Check every line of the data below for the string "items", and copy the ones that hold it.

Dataset entries
/---

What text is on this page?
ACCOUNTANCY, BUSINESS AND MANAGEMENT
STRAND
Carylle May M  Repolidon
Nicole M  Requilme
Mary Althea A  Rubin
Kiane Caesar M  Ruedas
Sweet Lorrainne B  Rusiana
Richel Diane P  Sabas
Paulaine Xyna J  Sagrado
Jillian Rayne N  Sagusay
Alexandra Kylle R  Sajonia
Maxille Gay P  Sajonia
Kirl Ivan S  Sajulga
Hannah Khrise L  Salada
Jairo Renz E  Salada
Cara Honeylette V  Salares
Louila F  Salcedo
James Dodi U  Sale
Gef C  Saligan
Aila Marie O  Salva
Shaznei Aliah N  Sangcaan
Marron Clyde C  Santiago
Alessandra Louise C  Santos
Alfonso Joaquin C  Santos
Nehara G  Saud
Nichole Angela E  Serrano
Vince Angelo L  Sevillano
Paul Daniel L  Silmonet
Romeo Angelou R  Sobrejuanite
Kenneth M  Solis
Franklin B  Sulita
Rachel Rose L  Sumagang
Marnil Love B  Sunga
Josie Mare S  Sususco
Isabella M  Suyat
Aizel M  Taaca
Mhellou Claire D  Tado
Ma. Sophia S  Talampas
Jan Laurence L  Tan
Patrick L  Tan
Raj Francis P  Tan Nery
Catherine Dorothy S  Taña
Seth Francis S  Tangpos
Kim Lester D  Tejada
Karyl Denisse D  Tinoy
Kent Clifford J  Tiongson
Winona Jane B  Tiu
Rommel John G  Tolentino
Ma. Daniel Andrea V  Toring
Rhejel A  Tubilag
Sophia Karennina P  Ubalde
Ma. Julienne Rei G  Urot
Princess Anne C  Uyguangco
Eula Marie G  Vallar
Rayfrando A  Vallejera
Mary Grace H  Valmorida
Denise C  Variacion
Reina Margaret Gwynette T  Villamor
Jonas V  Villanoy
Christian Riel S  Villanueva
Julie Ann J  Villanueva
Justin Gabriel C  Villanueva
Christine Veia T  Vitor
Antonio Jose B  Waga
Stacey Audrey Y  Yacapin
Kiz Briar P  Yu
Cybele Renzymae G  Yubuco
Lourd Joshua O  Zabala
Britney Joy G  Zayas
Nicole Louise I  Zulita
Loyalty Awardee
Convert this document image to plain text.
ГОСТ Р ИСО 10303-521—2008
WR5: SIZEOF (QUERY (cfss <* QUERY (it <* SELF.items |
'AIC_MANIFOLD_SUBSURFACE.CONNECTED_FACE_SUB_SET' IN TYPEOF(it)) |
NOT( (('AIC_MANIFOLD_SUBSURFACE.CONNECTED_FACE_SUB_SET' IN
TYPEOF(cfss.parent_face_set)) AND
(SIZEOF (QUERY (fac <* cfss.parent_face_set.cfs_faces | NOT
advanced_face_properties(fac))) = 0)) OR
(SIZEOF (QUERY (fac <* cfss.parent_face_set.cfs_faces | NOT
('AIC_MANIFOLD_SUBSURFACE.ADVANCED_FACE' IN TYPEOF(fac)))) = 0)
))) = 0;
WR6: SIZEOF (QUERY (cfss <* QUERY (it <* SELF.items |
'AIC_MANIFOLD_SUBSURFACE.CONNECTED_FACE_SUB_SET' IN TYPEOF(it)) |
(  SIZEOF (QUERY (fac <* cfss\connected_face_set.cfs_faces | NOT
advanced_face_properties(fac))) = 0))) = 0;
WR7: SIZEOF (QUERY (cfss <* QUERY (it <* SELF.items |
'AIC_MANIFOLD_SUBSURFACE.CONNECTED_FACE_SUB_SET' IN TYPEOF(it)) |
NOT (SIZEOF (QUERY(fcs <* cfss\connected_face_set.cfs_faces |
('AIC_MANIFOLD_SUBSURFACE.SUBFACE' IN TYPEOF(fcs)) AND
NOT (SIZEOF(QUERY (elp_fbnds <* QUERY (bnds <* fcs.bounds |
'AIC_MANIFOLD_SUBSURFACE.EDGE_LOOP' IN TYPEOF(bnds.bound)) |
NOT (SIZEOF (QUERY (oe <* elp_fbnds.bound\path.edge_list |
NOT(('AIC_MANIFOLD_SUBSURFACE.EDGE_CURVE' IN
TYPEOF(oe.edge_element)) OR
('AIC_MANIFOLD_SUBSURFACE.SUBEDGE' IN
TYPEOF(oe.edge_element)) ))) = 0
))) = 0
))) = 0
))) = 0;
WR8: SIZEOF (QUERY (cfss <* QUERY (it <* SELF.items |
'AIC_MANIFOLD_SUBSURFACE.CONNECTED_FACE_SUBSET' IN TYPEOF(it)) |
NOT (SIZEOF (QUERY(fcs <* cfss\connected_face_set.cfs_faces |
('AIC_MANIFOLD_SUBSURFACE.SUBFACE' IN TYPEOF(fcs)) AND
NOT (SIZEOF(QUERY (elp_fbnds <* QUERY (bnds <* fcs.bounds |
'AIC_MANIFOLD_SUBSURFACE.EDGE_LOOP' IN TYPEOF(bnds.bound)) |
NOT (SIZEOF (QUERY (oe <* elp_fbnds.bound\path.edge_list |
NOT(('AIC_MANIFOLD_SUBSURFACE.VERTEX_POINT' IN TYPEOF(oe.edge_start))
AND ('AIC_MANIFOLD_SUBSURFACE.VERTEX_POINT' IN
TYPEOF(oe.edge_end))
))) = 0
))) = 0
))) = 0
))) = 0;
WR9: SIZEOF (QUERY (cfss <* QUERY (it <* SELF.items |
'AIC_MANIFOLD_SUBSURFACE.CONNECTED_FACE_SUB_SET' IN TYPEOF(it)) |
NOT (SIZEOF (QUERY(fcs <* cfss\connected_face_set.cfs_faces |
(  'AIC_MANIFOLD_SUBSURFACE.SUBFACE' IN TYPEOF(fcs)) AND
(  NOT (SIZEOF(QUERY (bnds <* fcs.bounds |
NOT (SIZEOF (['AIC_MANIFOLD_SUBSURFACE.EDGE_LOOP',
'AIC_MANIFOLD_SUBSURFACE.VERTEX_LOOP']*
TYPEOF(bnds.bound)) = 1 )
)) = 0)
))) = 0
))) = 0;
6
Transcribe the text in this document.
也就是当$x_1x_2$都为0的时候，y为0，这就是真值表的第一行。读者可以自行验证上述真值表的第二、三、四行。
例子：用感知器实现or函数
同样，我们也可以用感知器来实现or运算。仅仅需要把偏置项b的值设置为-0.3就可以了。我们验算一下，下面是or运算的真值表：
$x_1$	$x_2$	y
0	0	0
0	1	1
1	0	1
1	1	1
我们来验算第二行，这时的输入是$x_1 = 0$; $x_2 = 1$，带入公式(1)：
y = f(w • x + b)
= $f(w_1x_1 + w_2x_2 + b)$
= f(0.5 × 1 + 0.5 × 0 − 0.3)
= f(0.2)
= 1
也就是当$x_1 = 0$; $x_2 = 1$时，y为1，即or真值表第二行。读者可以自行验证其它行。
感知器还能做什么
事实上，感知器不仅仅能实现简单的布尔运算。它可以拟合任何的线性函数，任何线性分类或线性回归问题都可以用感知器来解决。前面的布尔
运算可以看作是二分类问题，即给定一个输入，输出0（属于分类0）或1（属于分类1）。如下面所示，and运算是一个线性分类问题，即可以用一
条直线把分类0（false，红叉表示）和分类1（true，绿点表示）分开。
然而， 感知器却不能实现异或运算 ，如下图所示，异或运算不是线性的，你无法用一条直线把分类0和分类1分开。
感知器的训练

\---

-- Exercise solution --
WR5: SIZEOF (QUERY (cfss <* QUERY (it <* SELF.items |
WR6: SIZEOF (QUERY (cfss <* QUERY (it <* SELF.items |
WR7: SIZEOF (QUERY (cfss <* QUERY (it <* SELF.items |
WR8: SIZEOF (QUERY (cfss <* QUERY (it <* SELF.items |
WR9: SIZEOF (QUERY (cfss <* QUERY (it <* SELF.items |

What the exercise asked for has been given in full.